From the line that holds "OCR this image." down to the last line of the listing below, reproduce each line exactly and nothing more, omitting pictures.

---*---

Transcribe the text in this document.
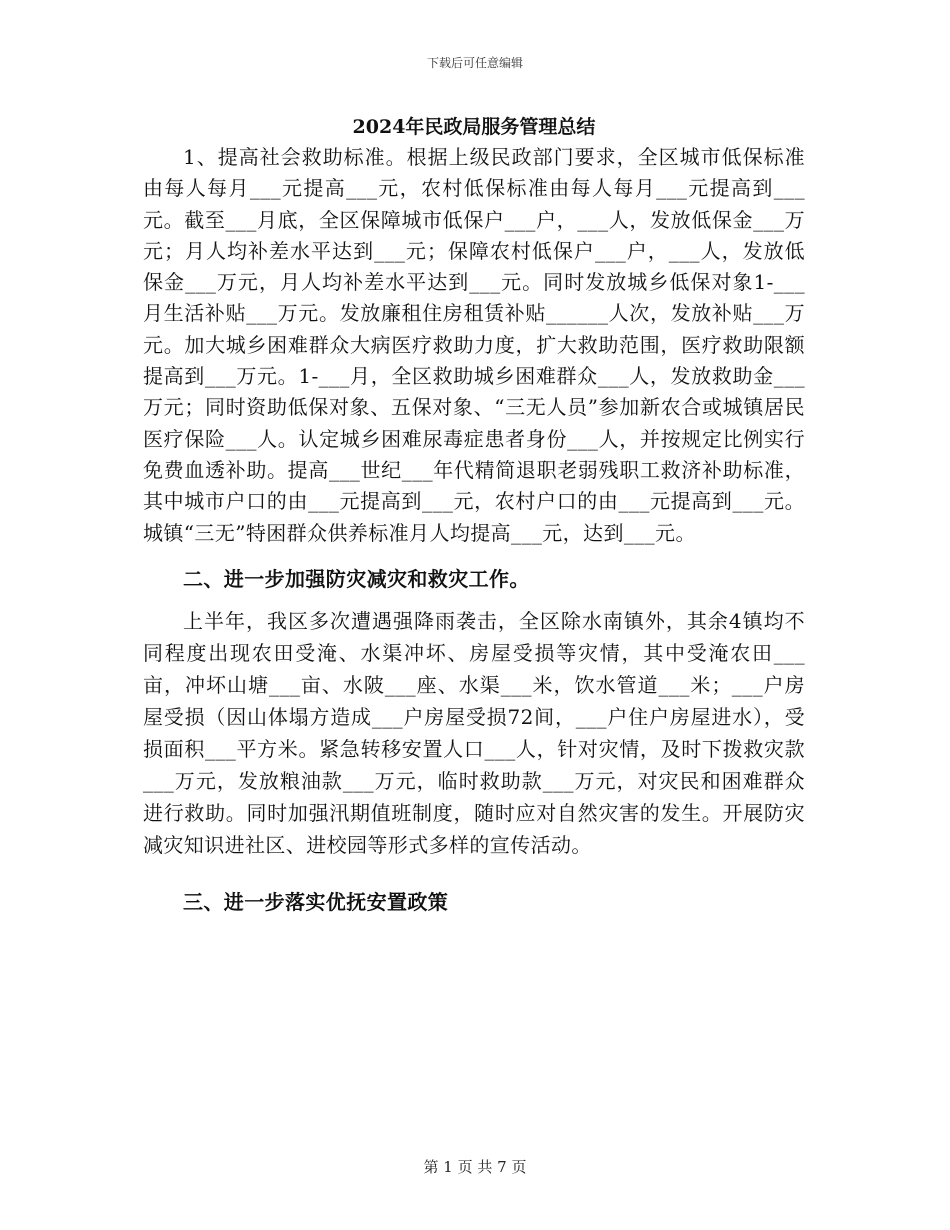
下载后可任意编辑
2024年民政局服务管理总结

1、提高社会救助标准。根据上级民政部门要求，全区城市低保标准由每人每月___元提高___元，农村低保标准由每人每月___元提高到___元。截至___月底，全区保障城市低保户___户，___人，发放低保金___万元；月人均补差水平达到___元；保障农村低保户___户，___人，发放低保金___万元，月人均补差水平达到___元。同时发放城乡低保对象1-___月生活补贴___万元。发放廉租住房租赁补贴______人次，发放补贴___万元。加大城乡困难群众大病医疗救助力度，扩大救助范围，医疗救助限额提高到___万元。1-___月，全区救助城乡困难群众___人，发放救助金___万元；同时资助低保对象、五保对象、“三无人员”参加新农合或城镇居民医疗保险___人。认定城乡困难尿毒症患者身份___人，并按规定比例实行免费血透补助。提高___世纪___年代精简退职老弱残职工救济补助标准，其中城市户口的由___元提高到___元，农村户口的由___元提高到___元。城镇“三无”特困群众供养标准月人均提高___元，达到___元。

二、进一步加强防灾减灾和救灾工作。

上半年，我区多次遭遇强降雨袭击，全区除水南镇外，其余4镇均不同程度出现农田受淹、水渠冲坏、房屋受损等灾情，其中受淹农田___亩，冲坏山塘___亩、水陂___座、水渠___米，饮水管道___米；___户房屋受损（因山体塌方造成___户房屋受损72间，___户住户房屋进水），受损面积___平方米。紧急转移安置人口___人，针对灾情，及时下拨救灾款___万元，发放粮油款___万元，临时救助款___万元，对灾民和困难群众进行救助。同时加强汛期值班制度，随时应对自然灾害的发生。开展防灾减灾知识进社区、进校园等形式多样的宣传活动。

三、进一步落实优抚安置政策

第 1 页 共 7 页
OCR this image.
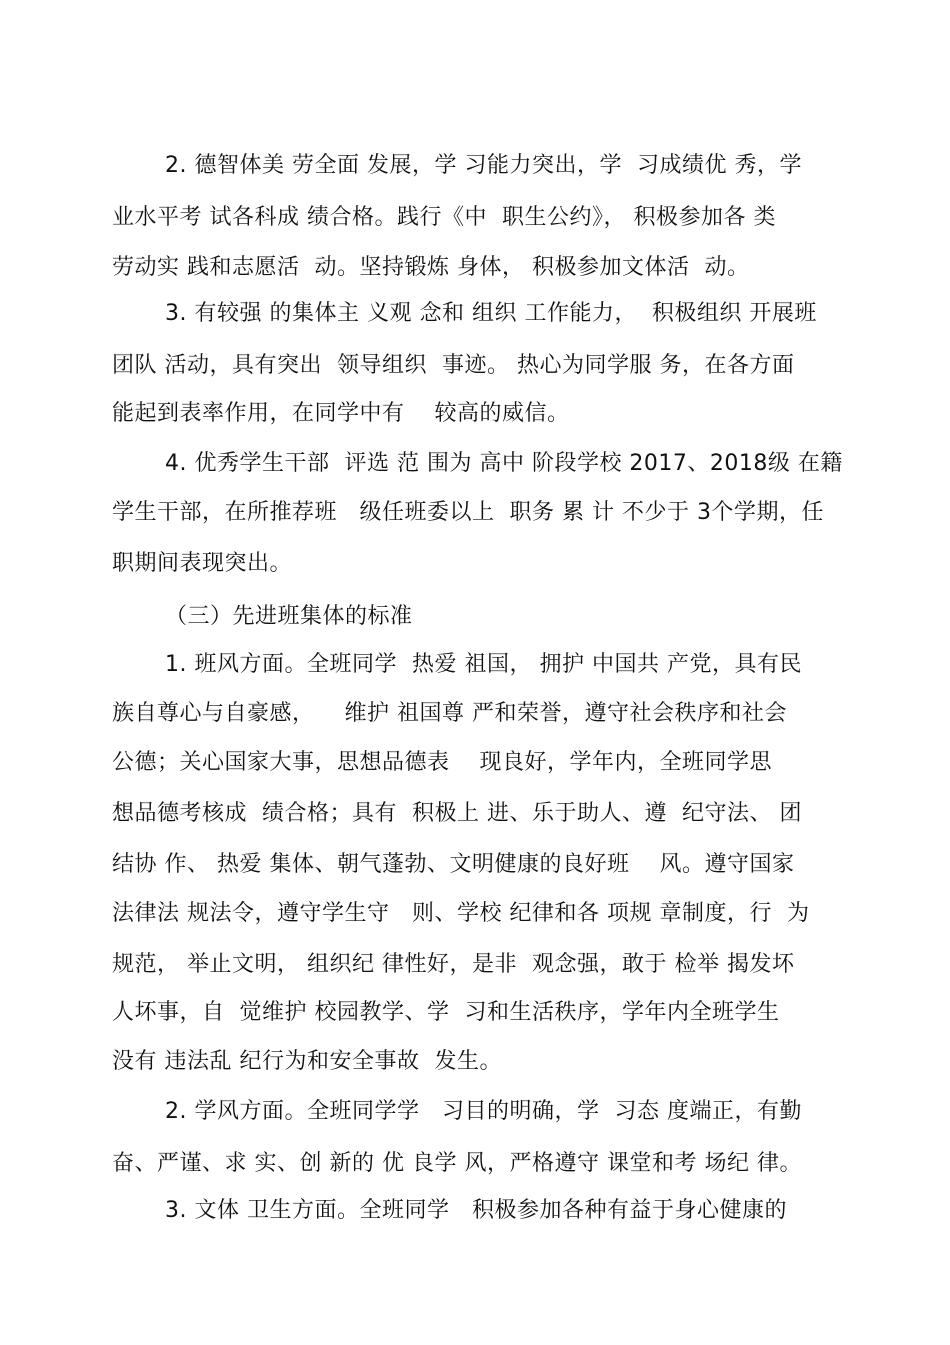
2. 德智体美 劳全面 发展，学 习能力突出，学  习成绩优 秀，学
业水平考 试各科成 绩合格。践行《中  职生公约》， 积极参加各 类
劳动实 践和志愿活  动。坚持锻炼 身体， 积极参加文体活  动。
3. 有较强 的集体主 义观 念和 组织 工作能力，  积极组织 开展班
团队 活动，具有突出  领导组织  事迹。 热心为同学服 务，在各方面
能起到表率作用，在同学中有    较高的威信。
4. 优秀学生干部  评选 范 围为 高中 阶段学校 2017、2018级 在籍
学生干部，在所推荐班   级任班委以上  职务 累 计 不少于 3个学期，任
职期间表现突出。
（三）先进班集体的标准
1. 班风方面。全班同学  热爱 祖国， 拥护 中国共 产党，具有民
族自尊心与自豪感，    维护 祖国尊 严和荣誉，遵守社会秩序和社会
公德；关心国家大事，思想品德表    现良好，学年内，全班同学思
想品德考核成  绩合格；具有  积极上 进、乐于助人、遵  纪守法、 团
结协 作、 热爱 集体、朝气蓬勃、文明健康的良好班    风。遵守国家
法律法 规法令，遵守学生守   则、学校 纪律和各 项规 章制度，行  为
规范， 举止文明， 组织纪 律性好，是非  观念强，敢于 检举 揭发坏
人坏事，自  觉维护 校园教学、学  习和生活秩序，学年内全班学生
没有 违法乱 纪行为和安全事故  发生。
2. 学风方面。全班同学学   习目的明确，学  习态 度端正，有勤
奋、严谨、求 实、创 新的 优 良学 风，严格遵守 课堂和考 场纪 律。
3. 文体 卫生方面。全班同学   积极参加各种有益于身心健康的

---*---

• [RESULT OF THIS EXERCISE]
OCR this image.
2. 德智体美 劳全面 发展，学 习能力突出，学  习成绩优 秀，学
业水平考 试各科成 绩合格。践行《中  职生公约》， 积极参加各 类
劳动实 践和志愿活  动。坚持锻炼 身体， 积极参加文体活  动。
3. 有较强 的集体主 义观 念和 组织 工作能力，  积极组织 开展班
团队 活动，具有突出  领导组织  事迹。 热心为同学服 务，在各方面
能起到表率作用，在同学中有    较高的威信。
4. 优秀学生干部  评选 范 围为 高中 阶段学校 2017、2018级 在籍
学生干部，在所推荐班   级任班委以上  职务 累 计 不少于 3个学期，任
职期间表现突出。
（三）先进班集体的标准
1. 班风方面。全班同学  热爱 祖国， 拥护 中国共 产党，具有民
族自尊心与自豪感，    维护 祖国尊 严和荣誉，遵守社会秩序和社会
公德；关心国家大事，思想品德表    现良好，学年内，全班同学思
想品德考核成  绩合格；具有  积极上 进、乐于助人、遵  纪守法、 团
结协 作、 热爱 集体、朝气蓬勃、文明健康的良好班    风。遵守国家
法律法 规法令，遵守学生守   则、学校 纪律和各 项规 章制度，行  为
规范， 举止文明， 组织纪 律性好，是非  观念强，敢于 检举 揭发坏
人坏事，自  觉维护 校园教学、学  习和生活秩序，学年内全班学生
没有 违法乱 纪行为和安全事故  发生。
2. 学风方面。全班同学学   习目的明确，学  习态 度端正，有勤
奋、严谨、求 实、创 新的 优 良学 风，严格遵守 课堂和考 场纪 律。
3. 文体 卫生方面。全班同学   积极参加各种有益于身心健康的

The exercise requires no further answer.